Questions to answer |
1 > Answer these questions using the profile below.
(a) In which city and country is the writer currently based?
(b) What kind of provider does the profile say VA Runners is?
(c) Who taught the course titled "Business, Government, and Society"?
2 > Print everything in the profile from "Sometime late last" down to "I've ever taken.", word for word.

Quoted passage |

Travin Keith

A nomad currently in Prague, Czech Republic. I spend most of my time working in the blockchain and cryptocurrency space with the Nxt Foundation, an organization that supports the use Nxt and Ardor technology developed by Jelurida, as well as a representative of the Foundation to Hyperledger, a Linux Foundation project focused on distributed ledger technology. I'm also an advisor of SmartCash, a moderator of the BitcoinMarkets Slack channel, and a community fund escrow keyholder for Byteball

Outside of this space, I'm also a Partner of Content Runner, a content marketplace, a Partner of Words For Less, a content management and marketing provider, and a Project Manager of VA Runners, a VA service provider. I also occasionally contribute to sites like Search Engine Journal. If you would like to reach out to me, please do so through one of my social media accounts in the upper-right corner.

What Drives Me

Sometime late last year, I took a required course titled "Business, Government, and Society" taught by Hugh Judd.  I wasn't entirely interested in the course beforehand as I thought it was just going to be some pseudo-philosophy class with a business focus. It also didn't help that I was going to have to overload my classes the following quarter to the point that I would have to pay extra tuition fees. During the first class, he asked us to talk to the person next to us and say why we're there. I said something along the lines of, "I want to know why I have to take this class." However, as things progressed, it later developed into one of the best courses I've ever taken.

[Document layout detection data]
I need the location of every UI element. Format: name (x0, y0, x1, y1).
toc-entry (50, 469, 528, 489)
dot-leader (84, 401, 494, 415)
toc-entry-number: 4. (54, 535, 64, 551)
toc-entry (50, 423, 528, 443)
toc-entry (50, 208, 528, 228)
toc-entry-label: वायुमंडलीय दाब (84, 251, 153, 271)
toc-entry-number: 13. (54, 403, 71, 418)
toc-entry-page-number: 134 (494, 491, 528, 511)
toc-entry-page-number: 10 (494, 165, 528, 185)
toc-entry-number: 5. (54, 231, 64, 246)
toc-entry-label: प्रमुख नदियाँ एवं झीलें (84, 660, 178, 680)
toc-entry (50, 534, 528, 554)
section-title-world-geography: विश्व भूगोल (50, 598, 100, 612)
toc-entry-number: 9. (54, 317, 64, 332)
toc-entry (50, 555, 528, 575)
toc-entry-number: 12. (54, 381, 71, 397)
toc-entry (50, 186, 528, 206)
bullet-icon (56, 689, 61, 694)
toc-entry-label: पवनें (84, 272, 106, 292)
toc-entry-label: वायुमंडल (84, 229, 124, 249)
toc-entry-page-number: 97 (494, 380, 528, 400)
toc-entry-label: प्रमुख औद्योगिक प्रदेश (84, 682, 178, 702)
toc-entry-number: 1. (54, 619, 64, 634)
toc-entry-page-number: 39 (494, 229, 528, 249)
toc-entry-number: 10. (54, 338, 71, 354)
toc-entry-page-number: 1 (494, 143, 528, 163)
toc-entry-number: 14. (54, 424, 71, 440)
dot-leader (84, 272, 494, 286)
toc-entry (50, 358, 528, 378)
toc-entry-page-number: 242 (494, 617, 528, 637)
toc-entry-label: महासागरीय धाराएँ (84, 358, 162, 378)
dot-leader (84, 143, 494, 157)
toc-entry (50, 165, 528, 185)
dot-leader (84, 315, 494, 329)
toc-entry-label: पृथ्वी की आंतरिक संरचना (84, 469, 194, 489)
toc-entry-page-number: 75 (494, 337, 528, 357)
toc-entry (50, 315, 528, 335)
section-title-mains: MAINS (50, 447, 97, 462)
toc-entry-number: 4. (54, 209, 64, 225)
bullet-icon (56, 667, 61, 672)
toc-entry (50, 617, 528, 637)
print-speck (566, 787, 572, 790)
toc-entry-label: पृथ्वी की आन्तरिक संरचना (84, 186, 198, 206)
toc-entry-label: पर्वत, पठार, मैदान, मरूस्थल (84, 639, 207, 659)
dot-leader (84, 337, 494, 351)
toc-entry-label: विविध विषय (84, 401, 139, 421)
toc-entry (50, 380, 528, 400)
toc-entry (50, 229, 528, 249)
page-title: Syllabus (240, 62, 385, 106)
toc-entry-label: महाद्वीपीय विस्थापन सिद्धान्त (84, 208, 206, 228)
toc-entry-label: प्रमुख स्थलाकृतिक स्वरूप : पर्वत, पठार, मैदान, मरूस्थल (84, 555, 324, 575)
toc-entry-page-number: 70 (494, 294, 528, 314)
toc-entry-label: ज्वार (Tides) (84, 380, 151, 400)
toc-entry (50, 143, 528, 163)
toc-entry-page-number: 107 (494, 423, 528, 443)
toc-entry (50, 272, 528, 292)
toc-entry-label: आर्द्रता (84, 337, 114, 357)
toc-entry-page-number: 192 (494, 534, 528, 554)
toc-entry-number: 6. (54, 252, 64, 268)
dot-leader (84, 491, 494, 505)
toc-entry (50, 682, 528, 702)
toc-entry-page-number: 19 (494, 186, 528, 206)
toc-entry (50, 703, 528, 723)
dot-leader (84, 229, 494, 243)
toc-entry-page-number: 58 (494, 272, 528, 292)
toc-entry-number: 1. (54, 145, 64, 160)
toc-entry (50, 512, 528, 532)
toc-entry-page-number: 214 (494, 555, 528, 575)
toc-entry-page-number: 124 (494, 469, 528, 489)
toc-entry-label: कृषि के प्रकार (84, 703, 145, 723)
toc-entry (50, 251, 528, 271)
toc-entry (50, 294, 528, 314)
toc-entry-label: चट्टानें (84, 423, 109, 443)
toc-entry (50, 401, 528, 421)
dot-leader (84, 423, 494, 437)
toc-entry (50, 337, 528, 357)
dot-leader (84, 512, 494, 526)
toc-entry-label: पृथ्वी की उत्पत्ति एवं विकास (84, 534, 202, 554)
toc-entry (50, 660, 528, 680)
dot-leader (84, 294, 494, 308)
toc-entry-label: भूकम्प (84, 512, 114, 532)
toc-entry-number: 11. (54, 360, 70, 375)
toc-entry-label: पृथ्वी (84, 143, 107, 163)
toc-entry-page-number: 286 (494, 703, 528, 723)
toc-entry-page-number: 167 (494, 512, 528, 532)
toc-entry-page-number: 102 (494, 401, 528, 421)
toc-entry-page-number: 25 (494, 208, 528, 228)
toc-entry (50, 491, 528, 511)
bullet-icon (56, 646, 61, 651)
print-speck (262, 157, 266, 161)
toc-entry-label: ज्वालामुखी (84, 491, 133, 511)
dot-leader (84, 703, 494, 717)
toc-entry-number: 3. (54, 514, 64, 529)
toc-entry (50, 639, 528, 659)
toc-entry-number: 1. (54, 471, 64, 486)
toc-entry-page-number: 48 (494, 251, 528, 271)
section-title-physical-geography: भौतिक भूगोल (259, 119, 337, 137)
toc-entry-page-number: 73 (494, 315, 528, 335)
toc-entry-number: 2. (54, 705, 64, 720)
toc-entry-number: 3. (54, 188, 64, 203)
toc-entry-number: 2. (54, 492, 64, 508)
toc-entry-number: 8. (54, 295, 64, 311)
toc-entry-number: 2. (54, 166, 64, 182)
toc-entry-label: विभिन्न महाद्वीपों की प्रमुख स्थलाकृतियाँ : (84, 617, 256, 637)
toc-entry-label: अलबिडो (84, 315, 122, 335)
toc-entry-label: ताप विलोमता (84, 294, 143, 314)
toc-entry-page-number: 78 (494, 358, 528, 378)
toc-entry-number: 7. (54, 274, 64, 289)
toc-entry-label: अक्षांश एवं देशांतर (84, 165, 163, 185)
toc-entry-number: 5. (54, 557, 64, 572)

Solutions to the problems |
1 >
(a) Prague, Czech Republic.
(b) A VA service provider.
(c) Hugh Judd.

2 >
Sometime late last year, I took a required course titled "Business, Government, and Society" taught by Hugh Judd.  I wasn't entirely interested in the course beforehand as I thought it was just going to be some pseudo-philosophy class with a business focus. It also didn't help that I was going to have to overload my classes the following quarter to the point that I would have to pay extra tuition fees. During the first class, he asked us to talk to the person next to us and say why we're there. I said something along the lines of, "I want to know why I have to take this class." However, as things progressed, it later developed into one of the best courses I've ever taken.